● Goal of the exercise
Copy out lines with the word "vegetables" from the material that follows.

Chart and figure data
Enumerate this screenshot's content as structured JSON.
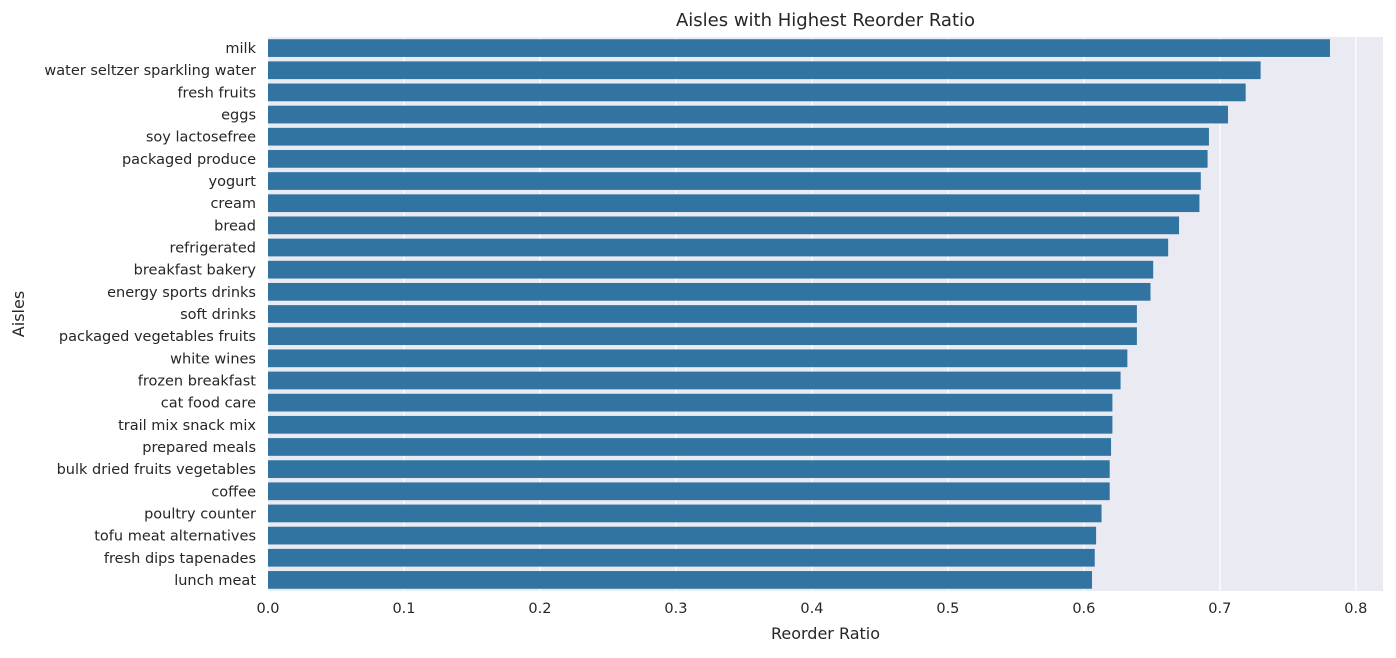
{
  "chart_data": {
    "type": "bar",
    "orientation": "horizontal",
    "title": "Aisles with Highest Reorder Ratio",
    "xlabel": "Reorder Ratio",
    "ylabel": "Aisles",
    "xlim": [
      0,
      0.82
    ],
    "xticks": [
      "0.0",
      "0.1",
      "0.2",
      "0.3",
      "0.4",
      "0.5",
      "0.6",
      "0.7",
      "0.8"
    ],
    "grid": true,
    "bar_color": "#3274a1",
    "background_color": "#eaeaf2",
    "categories": [
      "milk",
      "water seltzer sparkling water",
      "fresh fruits",
      "eggs",
      "soy lactosefree",
      "packaged produce",
      "yogurt",
      "cream",
      "bread",
      "refrigerated",
      "breakfast bakery",
      "energy sports drinks",
      "soft drinks",
      "packaged vegetables fruits",
      "white wines",
      "frozen breakfast",
      "cat food care",
      "trail mix snack mix",
      "prepared meals",
      "bulk dried fruits vegetables",
      "coffee",
      "poultry counter",
      "tofu meat alternatives",
      "fresh dips tapenades",
      "lunch meat"
    ],
    "values": [
      0.781,
      0.73,
      0.719,
      0.706,
      0.692,
      0.691,
      0.686,
      0.685,
      0.67,
      0.662,
      0.651,
      0.649,
      0.639,
      0.639,
      0.632,
      0.627,
      0.621,
      0.621,
      0.62,
      0.619,
      0.619,
      0.613,
      0.609,
      0.608,
      0.606
    ]
  }
}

● Result of this exercise
      "packaged vegetables fruits",
      "bulk dried fruits vegetables",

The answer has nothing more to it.